— START EXTRACTED ENTRIES —
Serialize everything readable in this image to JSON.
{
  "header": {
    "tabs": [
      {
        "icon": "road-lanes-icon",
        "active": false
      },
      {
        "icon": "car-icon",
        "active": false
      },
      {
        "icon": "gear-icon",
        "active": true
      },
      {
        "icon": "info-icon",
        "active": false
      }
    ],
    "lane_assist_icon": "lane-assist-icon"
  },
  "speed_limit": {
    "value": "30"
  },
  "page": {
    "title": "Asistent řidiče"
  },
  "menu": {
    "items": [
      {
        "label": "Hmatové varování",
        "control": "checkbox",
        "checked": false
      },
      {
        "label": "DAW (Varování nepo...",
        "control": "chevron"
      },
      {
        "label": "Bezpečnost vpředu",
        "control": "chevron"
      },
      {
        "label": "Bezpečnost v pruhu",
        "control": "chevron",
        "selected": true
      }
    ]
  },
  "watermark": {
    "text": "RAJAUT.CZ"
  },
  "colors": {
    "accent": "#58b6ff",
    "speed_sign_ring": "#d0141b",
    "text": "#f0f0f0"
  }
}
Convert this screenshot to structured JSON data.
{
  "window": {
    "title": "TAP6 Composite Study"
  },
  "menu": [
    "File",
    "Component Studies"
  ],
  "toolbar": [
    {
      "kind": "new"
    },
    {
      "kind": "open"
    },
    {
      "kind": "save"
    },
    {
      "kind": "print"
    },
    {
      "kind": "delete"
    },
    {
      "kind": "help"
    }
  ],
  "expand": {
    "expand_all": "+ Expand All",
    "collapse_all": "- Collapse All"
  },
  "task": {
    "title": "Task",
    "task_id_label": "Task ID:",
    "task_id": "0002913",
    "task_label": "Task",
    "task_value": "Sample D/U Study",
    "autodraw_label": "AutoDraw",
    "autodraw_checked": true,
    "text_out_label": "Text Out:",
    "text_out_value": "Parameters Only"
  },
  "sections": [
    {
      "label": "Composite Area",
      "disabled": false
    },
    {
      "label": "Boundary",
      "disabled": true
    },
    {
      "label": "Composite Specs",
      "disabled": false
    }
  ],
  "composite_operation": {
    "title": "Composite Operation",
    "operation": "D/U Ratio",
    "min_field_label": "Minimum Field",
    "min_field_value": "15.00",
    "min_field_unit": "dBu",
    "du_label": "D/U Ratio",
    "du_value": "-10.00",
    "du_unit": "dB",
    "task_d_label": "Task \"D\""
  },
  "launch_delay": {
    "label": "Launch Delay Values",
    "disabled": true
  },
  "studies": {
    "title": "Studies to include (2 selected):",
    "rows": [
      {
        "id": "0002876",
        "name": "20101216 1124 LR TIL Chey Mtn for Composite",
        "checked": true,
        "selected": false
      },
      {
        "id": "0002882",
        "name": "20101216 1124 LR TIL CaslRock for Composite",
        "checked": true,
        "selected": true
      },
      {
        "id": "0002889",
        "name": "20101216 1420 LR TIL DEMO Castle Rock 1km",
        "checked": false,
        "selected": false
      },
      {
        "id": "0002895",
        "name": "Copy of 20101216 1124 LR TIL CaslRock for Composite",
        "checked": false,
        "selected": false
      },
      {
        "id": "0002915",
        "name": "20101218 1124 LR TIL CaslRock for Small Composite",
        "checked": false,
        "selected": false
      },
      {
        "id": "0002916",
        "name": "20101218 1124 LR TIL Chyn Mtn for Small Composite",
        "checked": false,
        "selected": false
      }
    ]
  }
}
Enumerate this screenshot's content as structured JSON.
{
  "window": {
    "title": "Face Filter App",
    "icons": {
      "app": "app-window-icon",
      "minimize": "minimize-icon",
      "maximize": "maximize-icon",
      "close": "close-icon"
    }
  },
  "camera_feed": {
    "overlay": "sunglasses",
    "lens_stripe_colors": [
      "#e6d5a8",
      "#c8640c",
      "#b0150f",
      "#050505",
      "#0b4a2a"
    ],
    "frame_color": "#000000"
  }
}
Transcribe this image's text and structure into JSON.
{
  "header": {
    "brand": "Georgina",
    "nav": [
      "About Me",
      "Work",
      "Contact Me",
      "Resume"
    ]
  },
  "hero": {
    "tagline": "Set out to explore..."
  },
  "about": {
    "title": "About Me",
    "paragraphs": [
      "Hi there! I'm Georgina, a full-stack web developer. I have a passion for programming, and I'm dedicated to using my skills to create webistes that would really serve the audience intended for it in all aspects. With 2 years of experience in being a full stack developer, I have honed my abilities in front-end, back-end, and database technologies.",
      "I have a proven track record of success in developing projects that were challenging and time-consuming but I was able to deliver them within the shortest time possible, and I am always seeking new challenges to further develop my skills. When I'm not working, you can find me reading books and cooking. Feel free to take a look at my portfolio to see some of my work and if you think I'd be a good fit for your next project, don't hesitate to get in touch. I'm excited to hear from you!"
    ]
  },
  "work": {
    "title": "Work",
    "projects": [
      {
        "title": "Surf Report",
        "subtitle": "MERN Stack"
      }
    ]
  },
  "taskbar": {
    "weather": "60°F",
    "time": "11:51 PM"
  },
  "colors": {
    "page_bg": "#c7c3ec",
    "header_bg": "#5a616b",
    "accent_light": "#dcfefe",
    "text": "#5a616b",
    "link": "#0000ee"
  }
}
— END EXTRACTED ENTRIES —
Write down all the entries again without a single difference.

**FINISHED ANSWER**.
Serialize everything readable in this image to JSON.
{
  "header": {
    "tabs": [
      {
        "icon": "road-lanes-icon",
        "active": false
      },
      {
        "icon": "car-icon",
        "active": false
      },
      {
        "icon": "gear-icon",
        "active": true
      },
      {
        "icon": "info-icon",
        "active": false
      }
    ],
    "lane_assist_icon": "lane-assist-icon"
  },
  "speed_limit": {
    "value": "30"
  },
  "page": {
    "title": "Asistent řidiče"
  },
  "menu": {
    "items": [
      {
        "label": "Hmatové varování",
        "control": "checkbox",
        "checked": false
      },
      {
        "label": "DAW (Varování nepo...",
        "control": "chevron"
      },
      {
        "label": "Bezpečnost vpředu",
        "control": "chevron"
      },
      {
        "label": "Bezpečnost v pruhu",
        "control": "chevron",
        "selected": true
      }
    ]
  },
  "watermark": {
    "text": "RAJAUT.CZ"
  },
  "colors": {
    "accent": "#58b6ff",
    "speed_sign_ring": "#d0141b",
    "text": "#f0f0f0"
  }
}
Convert this screenshot to structured JSON data.
{
  "window": {
    "title": "TAP6 Composite Study"
  },
  "menu": [
    "File",
    "Component Studies"
  ],
  "toolbar": [
    {
      "kind": "new"
    },
    {
      "kind": "open"
    },
    {
      "kind": "save"
    },
    {
      "kind": "print"
    },
    {
      "kind": "delete"
    },
    {
      "kind": "help"
    }
  ],
  "expand": {
    "expand_all": "+ Expand All",
    "collapse_all": "- Collapse All"
  },
  "task": {
    "title": "Task",
    "task_id_label": "Task ID:",
    "task_id": "0002913",
    "task_label": "Task",
    "task_value": "Sample D/U Study",
    "autodraw_label": "AutoDraw",
    "autodraw_checked": true,
    "text_out_label": "Text Out:",
    "text_out_value": "Parameters Only"
  },
  "sections": [
    {
      "label": "Composite Area",
      "disabled": false
    },
    {
      "label": "Boundary",
      "disabled": true
    },
    {
      "label": "Composite Specs",
      "disabled": false
    }
  ],
  "composite_operation": {
    "title": "Composite Operation",
    "operation": "D/U Ratio",
    "min_field_label": "Minimum Field",
    "min_field_value": "15.00",
    "min_field_unit": "dBu",
    "du_label": "D/U Ratio",
    "du_value": "-10.00",
    "du_unit": "dB",
    "task_d_label": "Task \"D\""
  },
  "launch_delay": {
    "label": "Launch Delay Values",
    "disabled": true
  },
  "studies": {
    "title": "Studies to include (2 selected):",
    "rows": [
      {
        "id": "0002876",
        "name": "20101216 1124 LR TIL Chey Mtn for Composite",
        "checked": true,
        "selected": false
      },
      {
        "id": "0002882",
        "name": "20101216 1124 LR TIL CaslRock for Composite",
        "checked": true,
        "selected": true
      },
      {
        "id": "0002889",
        "name": "20101216 1420 LR TIL DEMO Castle Rock 1km",
        "checked": false,
        "selected": false
      },
      {
        "id": "0002895",
        "name": "Copy of 20101216 1124 LR TIL CaslRock for Composite",
        "checked": false,
        "selected": false
      },
      {
        "id": "0002915",
        "name": "20101218 1124 LR TIL CaslRock for Small Composite",
        "checked": false,
        "selected": false
      },
      {
        "id": "0002916",
        "name": "20101218 1124 LR TIL Chyn Mtn for Small Composite",
        "checked": false,
        "selected": false
      }
    ]
  }
}
Enumerate this screenshot's content as structured JSON.
{
  "window": {
    "title": "Face Filter App",
    "icons": {
      "app": "app-window-icon",
      "minimize": "minimize-icon",
      "maximize": "maximize-icon",
      "close": "close-icon"
    }
  },
  "camera_feed": {
    "overlay": "sunglasses",
    "lens_stripe_colors": [
      "#e6d5a8",
      "#c8640c",
      "#b0150f",
      "#050505",
      "#0b4a2a"
    ],
    "frame_color": "#000000"
  }
}
Transcribe this image's text and structure into JSON.
{
  "header": {
    "brand": "Georgina",
    "nav": [
      "About Me",
      "Work",
      "Contact Me",
      "Resume"
    ]
  },
  "hero": {
    "tagline": "Set out to explore..."
  },
  "about": {
    "title": "About Me",
    "paragraphs": [
      "Hi there! I'm Georgina, a full-stack web developer. I have a passion for programming, and I'm dedicated to using my skills to create webistes that would really serve the audience intended for it in all aspects. With 2 years of experience in being a full stack developer, I have honed my abilities in front-end, back-end, and database technologies.",
      "I have a proven track record of success in developing projects that were challenging and time-consuming but I was able to deliver them within the shortest time possible, and I am always seeking new challenges to further develop my skills. When I'm not working, you can find me reading books and cooking. Feel free to take a look at my portfolio to see some of my work and if you think I'd be a good fit for your next project, don't hesitate to get in touch. I'm excited to hear from you!"
    ]
  },
  "work": {
    "title": "Work",
    "projects": [
      {
        "title": "Surf Report",
        "subtitle": "MERN Stack"
      }
    ]
  },
  "taskbar": {
    "weather": "60°F",
    "time": "11:51 PM"
  },
  "colors": {
    "page_bg": "#c7c3ec",
    "header_bg": "#5a616b",
    "accent_light": "#dcfefe",
    "text": "#5a616b",
    "link": "#0000ee"
  }
}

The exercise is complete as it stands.